─── Given information

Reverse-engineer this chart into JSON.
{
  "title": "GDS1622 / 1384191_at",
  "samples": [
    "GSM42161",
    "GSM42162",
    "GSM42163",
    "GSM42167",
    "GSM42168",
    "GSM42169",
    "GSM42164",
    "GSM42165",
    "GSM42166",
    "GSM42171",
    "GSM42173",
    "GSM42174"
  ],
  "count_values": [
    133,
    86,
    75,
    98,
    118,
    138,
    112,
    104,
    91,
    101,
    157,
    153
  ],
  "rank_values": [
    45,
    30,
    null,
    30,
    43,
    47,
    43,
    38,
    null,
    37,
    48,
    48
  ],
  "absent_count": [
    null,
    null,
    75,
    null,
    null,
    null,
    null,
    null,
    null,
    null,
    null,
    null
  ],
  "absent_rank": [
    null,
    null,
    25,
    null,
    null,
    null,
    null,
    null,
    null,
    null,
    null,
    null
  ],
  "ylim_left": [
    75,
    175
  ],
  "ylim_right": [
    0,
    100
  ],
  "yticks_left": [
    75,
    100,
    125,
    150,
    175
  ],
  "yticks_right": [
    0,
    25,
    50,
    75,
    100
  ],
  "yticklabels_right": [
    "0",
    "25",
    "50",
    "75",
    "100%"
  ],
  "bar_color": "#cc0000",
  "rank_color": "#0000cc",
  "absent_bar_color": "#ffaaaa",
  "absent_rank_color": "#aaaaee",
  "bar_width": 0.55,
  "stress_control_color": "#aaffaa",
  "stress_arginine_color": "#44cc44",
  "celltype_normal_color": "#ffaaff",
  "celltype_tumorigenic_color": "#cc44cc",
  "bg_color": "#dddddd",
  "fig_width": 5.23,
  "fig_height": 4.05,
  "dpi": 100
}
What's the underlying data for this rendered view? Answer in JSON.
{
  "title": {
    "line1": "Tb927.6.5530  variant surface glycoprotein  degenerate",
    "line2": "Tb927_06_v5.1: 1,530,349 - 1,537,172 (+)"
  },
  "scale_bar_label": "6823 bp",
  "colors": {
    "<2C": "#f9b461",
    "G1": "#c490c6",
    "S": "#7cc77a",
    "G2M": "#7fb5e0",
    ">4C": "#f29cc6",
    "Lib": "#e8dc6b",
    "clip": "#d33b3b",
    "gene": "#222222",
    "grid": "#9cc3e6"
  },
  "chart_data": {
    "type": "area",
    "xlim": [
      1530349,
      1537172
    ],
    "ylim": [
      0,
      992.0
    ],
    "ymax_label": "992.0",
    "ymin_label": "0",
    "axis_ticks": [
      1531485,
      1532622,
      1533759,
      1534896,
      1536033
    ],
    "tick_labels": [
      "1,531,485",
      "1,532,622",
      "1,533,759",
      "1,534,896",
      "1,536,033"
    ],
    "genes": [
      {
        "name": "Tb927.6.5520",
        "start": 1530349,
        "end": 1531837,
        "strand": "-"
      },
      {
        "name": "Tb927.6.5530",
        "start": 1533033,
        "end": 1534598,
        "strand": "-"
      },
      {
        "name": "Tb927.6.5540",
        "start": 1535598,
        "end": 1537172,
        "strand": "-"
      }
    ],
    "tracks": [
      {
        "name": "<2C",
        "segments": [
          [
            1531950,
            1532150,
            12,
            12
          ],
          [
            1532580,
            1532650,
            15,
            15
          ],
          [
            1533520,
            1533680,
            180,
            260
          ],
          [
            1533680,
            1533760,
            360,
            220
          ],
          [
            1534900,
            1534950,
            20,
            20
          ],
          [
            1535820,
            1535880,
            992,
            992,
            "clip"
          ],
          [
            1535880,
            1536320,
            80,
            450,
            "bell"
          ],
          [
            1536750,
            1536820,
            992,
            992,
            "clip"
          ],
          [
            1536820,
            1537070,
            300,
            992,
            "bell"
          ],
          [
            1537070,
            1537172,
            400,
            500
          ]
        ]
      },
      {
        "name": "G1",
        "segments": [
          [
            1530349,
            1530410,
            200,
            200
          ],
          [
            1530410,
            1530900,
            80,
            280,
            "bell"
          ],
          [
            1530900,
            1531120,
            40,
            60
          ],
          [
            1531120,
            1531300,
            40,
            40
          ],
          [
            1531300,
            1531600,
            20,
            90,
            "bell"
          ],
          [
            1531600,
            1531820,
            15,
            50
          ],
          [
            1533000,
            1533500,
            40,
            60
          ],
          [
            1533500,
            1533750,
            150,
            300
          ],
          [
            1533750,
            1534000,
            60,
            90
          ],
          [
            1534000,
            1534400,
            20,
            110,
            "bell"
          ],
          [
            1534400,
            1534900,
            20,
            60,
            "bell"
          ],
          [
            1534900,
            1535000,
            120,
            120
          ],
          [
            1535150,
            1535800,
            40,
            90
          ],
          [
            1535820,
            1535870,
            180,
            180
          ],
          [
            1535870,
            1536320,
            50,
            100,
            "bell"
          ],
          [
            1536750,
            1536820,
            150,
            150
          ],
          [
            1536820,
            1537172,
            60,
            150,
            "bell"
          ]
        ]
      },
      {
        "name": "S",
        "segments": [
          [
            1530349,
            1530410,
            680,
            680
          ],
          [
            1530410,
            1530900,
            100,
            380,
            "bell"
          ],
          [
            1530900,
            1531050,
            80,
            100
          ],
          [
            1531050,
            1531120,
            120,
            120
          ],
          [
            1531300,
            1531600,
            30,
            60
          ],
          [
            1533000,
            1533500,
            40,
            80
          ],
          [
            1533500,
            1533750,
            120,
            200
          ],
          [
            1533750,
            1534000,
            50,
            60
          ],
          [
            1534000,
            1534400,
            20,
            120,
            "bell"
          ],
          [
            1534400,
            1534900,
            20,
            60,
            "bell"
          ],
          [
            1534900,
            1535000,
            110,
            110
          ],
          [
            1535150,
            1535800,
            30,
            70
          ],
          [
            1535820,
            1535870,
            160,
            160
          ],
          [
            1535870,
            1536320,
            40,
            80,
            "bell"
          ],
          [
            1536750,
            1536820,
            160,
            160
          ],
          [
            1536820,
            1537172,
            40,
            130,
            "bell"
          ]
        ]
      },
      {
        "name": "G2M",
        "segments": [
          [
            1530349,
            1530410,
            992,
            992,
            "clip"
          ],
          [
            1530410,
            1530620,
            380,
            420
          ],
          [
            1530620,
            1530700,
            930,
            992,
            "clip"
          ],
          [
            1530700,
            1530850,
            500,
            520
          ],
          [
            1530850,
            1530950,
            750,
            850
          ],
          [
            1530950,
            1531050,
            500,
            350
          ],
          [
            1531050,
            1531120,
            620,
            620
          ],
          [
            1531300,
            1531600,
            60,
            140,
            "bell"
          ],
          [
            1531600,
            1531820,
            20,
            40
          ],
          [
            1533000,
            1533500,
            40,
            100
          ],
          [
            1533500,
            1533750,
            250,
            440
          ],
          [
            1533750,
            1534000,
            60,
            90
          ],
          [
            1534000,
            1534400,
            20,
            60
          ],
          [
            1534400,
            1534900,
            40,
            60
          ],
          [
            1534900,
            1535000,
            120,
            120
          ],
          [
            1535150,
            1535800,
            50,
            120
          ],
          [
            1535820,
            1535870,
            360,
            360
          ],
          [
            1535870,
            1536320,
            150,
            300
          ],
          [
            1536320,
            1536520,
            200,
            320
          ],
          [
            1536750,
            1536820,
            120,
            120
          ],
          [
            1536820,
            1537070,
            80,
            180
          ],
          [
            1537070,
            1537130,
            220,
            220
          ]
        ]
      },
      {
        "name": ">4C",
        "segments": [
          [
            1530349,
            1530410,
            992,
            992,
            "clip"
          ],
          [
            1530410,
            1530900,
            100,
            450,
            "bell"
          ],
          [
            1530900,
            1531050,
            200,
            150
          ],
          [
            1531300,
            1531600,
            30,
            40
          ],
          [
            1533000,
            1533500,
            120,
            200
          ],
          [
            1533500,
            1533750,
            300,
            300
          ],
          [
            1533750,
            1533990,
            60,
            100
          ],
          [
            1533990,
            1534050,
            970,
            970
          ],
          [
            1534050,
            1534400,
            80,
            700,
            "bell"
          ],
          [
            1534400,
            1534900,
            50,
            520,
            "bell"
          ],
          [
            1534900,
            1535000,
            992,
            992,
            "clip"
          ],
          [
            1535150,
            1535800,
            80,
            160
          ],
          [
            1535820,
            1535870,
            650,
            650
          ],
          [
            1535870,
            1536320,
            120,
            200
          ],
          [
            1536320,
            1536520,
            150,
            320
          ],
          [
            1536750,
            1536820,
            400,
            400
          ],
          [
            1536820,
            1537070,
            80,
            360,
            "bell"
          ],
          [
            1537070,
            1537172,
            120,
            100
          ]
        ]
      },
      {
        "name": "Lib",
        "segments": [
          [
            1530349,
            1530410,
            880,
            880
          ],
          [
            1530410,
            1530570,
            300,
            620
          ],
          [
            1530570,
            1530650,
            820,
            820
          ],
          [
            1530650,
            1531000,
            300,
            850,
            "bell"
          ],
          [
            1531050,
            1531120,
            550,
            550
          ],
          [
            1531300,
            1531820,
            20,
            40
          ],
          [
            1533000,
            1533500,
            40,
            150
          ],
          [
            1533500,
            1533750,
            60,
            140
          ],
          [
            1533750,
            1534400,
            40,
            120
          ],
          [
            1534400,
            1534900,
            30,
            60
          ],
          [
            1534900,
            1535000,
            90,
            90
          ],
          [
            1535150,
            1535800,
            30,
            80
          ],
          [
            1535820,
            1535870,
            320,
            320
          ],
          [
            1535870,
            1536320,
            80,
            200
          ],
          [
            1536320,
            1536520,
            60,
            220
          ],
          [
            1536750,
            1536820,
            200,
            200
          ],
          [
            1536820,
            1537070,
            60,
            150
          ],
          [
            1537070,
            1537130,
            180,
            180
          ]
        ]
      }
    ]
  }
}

──────

## What you will do
Report each line of the data that includes the string "start".

## Expected answer
        "start": 1530349,
        "start": 1533033,
        "start": 1535598,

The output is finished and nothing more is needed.